## Begin

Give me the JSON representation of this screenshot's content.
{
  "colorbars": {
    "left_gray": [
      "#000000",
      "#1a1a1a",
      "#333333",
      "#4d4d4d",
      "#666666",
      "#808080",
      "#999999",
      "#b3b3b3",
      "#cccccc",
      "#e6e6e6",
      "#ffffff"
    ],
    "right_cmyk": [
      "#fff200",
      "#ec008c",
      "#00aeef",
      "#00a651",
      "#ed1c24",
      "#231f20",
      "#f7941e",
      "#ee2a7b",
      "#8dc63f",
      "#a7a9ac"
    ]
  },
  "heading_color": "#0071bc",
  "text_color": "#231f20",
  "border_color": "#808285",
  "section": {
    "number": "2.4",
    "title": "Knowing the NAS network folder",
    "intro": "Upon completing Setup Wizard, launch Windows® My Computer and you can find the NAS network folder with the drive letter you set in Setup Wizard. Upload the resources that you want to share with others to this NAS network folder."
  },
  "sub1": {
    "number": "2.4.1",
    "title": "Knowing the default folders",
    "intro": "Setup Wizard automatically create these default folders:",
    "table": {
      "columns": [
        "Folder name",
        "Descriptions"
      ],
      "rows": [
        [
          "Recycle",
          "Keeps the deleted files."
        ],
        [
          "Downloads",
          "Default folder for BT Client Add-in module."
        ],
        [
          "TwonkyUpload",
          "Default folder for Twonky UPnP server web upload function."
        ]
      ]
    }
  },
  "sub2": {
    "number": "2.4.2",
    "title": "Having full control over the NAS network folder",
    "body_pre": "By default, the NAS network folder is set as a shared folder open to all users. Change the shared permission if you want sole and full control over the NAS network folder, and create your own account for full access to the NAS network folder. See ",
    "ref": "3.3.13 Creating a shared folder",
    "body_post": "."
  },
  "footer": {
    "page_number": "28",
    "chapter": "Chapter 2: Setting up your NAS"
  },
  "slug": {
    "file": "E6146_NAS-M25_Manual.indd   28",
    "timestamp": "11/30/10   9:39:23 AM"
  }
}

## End

Output the entries verbatim.

* [Correct output]
Give me the JSON representation of this screenshot's content.
{
  "colorbars": {
    "left_gray": [
      "#000000",
      "#1a1a1a",
      "#333333",
      "#4d4d4d",
      "#666666",
      "#808080",
      "#999999",
      "#b3b3b3",
      "#cccccc",
      "#e6e6e6",
      "#ffffff"
    ],
    "right_cmyk": [
      "#fff200",
      "#ec008c",
      "#00aeef",
      "#00a651",
      "#ed1c24",
      "#231f20",
      "#f7941e",
      "#ee2a7b",
      "#8dc63f",
      "#a7a9ac"
    ]
  },
  "heading_color": "#0071bc",
  "text_color": "#231f20",
  "border_color": "#808285",
  "section": {
    "number": "2.4",
    "title": "Knowing the NAS network folder",
    "intro": "Upon completing Setup Wizard, launch Windows® My Computer and you can find the NAS network folder with the drive letter you set in Setup Wizard. Upload the resources that you want to share with others to this NAS network folder."
  },
  "sub1": {
    "number": "2.4.1",
    "title": "Knowing the default folders",
    "intro": "Setup Wizard automatically create these default folders:",
    "table": {
      "columns": [
        "Folder name",
        "Descriptions"
      ],
      "rows": [
        [
          "Recycle",
          "Keeps the deleted files."
        ],
        [
          "Downloads",
          "Default folder for BT Client Add-in module."
        ],
        [
          "TwonkyUpload",
          "Default folder for Twonky UPnP server web upload function."
        ]
      ]
    }
  },
  "sub2": {
    "number": "2.4.2",
    "title": "Having full control over the NAS network folder",
    "body_pre": "By default, the NAS network folder is set as a shared folder open to all users. Change the shared permission if you want sole and full control over the NAS network folder, and create your own account for full access to the NAS network folder. See ",
    "ref": "3.3.13 Creating a shared folder",
    "body_post": "."
  },
  "footer": {
    "page_number": "28",
    "chapter": "Chapter 2: Setting up your NAS"
  },
  "slug": {
    "file": "E6146_NAS-M25_Manual.indd   28",
    "timestamp": "11/30/10   9:39:23 AM"
  }
}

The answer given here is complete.